Problem requirements: Copy out all the entries exactly.

Records for this exercise:
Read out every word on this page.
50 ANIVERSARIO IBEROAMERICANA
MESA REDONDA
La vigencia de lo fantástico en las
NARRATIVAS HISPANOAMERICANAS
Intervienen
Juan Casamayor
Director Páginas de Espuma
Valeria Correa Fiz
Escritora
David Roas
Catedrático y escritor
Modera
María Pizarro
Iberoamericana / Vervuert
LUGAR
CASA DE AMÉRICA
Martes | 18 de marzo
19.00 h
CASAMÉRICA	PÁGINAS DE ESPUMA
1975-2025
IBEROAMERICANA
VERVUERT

Exercise output:
Read out every word on this page.
50 ANIVERSARIO IBEROAMERICANA
MESA REDONDA
La vigencia de lo fantástico en las
NARRATIVAS HISPANOAMERICANAS
Intervienen
Juan Casamayor
Director Páginas de Espuma
Valeria Correa Fiz
Escritora
David Roas
Catedrático y escritor
Modera
María Pizarro
Iberoamericana / Vervuert
LUGAR
CASA DE AMÉRICA
Martes | 18 de marzo
19.00 h
CASAMÉRICA	PÁGINAS DE ESPUMA
1975-2025
IBEROAMERICANA
VERVUERT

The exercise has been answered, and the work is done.